Given problem:
Collect each line of the records containing the string "Approved".

---- Data rows

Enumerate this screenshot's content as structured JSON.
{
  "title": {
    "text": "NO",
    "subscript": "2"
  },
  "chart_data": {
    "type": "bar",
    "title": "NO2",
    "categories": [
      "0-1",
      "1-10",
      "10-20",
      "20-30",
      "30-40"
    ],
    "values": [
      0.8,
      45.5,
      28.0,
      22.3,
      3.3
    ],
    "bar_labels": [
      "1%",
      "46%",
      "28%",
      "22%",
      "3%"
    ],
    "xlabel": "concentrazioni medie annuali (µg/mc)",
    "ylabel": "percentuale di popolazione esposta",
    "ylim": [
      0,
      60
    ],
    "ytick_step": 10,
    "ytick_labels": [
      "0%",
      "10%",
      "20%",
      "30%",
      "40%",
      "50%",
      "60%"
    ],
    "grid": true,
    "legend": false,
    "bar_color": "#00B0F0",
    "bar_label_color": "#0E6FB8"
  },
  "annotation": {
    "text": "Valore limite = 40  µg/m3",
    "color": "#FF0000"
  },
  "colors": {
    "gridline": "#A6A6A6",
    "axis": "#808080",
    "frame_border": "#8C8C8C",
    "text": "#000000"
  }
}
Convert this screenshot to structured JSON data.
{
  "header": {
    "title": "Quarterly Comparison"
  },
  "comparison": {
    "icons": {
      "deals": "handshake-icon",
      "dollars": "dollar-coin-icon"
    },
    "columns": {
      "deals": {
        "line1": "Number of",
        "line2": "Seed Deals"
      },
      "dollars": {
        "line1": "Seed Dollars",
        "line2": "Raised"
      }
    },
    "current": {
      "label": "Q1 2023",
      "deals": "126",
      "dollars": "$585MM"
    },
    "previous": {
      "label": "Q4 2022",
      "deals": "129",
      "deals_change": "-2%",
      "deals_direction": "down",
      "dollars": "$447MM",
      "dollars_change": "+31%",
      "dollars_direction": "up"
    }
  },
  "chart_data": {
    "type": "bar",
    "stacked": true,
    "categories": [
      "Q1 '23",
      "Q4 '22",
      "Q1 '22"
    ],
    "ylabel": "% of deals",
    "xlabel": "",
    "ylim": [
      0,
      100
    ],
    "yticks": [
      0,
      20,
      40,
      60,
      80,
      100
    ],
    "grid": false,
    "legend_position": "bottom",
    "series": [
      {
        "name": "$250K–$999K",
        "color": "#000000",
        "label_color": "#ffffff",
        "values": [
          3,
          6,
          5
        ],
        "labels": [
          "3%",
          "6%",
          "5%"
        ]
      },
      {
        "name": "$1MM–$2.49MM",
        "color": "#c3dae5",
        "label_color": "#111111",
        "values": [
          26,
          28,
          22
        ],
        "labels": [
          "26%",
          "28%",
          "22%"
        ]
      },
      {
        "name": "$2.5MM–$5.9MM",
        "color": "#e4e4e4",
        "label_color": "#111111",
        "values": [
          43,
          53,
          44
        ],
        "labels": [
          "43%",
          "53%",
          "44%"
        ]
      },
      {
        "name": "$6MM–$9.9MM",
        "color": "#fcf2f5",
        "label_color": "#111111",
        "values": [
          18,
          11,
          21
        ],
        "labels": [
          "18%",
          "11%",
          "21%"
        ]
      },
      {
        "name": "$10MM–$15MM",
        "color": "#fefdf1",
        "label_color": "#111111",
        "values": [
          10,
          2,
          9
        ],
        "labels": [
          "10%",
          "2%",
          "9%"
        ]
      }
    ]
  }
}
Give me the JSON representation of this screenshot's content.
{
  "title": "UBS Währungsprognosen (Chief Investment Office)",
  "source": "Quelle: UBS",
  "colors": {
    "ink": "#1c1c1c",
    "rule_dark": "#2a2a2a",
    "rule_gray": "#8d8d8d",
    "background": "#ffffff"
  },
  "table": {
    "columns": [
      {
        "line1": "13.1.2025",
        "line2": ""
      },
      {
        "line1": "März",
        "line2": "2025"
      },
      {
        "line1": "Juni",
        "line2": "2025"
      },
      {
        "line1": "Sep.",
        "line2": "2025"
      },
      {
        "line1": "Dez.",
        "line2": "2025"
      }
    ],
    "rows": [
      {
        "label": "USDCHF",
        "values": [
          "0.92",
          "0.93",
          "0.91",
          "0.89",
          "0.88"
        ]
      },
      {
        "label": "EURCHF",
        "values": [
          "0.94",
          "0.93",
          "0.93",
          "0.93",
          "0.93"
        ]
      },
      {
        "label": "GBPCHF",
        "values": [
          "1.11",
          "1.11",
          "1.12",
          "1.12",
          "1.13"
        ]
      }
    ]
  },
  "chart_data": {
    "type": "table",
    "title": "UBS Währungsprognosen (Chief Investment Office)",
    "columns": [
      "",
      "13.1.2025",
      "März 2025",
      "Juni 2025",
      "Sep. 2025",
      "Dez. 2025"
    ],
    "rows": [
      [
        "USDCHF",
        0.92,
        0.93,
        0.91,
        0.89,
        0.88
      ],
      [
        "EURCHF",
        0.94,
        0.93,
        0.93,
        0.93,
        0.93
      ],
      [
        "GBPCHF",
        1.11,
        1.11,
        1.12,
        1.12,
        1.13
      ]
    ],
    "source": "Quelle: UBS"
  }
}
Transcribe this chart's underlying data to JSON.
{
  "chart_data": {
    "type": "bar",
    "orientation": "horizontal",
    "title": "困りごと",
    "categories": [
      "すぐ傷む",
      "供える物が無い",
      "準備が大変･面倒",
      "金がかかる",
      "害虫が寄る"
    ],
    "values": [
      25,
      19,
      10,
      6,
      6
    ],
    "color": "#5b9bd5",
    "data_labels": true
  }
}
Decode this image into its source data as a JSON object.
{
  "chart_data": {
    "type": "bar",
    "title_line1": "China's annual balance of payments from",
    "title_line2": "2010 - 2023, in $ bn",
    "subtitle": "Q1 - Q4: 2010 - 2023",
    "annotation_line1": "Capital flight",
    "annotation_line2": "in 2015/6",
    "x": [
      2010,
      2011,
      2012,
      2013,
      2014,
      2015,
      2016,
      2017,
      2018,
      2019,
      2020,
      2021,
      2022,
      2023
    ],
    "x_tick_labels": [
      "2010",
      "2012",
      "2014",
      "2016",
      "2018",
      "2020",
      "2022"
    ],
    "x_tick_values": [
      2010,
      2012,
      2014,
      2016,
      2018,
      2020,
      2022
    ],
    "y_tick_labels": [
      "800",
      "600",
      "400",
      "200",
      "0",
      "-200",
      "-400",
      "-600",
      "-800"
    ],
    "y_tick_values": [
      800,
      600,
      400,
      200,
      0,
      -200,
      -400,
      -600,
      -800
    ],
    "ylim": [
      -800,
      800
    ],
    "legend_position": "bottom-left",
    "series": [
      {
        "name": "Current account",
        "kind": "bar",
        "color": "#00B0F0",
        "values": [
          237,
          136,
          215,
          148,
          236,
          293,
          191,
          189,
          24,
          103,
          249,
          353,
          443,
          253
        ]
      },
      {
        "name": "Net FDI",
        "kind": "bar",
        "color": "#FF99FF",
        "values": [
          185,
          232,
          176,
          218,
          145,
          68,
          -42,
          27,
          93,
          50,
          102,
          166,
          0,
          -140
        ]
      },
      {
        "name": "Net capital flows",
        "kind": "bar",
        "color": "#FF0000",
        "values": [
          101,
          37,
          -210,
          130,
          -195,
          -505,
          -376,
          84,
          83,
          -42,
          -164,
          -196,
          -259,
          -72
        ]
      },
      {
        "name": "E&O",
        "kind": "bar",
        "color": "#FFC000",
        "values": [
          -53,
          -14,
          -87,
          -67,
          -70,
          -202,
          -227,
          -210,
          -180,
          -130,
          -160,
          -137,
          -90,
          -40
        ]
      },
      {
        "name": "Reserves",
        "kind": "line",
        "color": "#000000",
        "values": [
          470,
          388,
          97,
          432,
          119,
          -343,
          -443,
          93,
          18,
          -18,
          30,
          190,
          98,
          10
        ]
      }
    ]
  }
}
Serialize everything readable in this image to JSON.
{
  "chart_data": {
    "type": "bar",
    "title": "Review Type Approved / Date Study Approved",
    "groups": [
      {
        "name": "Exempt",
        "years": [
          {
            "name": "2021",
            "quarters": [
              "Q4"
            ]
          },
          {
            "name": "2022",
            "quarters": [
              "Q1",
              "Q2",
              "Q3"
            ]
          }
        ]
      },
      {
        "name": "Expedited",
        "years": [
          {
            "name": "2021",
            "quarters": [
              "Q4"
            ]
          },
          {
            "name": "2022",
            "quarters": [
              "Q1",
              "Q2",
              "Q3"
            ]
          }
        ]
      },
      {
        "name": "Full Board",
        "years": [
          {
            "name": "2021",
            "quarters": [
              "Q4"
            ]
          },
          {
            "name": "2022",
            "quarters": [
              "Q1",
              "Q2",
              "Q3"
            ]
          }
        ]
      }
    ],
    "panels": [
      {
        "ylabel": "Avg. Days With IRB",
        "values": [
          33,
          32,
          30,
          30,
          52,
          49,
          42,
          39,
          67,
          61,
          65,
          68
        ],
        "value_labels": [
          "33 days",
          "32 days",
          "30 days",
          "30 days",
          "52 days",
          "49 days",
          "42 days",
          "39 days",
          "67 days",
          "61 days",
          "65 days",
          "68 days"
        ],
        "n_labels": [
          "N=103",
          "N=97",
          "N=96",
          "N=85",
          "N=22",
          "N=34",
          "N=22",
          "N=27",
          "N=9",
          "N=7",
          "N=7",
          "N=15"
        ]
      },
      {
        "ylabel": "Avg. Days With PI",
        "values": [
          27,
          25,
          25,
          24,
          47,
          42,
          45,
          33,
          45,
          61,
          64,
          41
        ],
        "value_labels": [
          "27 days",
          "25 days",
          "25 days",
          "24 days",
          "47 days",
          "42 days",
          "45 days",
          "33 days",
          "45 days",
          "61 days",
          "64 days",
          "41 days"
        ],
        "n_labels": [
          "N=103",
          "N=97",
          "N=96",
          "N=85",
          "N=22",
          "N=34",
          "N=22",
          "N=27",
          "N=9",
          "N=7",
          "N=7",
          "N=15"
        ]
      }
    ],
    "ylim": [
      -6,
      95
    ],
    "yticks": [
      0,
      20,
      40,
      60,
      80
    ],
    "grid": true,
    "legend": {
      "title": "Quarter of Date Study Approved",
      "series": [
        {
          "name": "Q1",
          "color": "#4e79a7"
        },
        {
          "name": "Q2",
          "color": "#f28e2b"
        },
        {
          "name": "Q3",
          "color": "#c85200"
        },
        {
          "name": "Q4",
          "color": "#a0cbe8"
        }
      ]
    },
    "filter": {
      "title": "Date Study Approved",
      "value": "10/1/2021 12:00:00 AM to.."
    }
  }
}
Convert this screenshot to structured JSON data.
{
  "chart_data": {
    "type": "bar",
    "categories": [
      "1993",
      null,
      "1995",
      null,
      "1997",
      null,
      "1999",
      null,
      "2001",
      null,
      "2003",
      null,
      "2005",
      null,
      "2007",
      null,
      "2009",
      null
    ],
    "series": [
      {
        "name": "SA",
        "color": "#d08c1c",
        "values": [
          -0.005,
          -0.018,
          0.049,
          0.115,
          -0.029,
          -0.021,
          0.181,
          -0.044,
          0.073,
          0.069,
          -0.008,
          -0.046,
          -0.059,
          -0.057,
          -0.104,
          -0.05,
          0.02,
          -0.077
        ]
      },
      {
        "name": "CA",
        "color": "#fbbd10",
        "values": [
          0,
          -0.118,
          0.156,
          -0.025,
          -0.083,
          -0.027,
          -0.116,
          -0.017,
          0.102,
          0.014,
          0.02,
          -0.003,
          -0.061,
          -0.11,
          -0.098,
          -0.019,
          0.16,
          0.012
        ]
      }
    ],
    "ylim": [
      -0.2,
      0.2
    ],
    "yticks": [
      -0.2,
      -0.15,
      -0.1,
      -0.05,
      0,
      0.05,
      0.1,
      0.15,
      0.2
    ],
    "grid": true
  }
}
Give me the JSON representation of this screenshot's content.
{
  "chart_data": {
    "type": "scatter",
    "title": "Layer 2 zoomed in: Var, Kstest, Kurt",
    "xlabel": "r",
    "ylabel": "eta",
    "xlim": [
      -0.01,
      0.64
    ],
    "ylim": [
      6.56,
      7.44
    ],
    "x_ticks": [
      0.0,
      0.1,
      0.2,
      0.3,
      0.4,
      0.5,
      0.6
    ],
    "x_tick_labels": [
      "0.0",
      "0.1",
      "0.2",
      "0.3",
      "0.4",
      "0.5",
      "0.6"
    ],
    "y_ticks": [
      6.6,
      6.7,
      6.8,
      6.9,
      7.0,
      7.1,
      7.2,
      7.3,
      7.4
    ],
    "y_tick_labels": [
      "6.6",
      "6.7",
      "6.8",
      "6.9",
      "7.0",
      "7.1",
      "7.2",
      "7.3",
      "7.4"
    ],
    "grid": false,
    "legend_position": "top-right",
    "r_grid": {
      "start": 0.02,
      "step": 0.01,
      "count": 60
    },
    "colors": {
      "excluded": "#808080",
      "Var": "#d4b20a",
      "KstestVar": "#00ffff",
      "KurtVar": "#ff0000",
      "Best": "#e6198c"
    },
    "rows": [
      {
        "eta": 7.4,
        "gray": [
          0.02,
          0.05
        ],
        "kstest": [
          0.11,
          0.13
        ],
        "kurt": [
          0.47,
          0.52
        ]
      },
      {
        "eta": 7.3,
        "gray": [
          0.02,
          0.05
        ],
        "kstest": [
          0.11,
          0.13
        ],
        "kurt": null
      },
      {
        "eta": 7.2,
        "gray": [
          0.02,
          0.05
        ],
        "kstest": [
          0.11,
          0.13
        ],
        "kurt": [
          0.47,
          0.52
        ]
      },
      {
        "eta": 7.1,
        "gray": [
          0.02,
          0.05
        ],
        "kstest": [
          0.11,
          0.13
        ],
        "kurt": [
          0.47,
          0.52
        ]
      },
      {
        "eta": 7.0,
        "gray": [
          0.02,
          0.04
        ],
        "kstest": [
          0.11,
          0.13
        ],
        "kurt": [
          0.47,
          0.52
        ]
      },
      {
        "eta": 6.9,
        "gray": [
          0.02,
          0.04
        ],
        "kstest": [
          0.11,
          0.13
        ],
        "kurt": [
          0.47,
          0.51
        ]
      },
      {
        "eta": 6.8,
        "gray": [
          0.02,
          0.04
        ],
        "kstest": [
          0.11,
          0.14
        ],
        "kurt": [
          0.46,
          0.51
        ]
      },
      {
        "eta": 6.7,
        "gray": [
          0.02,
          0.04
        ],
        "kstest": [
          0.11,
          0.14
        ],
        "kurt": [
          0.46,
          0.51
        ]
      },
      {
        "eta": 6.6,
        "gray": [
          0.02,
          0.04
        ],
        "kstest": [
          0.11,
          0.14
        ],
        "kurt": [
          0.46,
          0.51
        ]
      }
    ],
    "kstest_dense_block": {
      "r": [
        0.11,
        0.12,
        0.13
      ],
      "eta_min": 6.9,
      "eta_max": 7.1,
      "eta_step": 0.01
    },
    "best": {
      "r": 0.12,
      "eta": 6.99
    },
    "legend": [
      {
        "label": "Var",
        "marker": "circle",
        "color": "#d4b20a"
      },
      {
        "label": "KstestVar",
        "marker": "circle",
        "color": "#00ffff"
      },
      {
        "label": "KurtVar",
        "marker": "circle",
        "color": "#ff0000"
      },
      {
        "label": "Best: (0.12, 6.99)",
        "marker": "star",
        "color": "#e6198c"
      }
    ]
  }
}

--------

Written response:
    "title": "Review Type Approved / Date Study Approved",
      "title": "Quarter of Date Study Approved",
      "title": "Date Study Approved",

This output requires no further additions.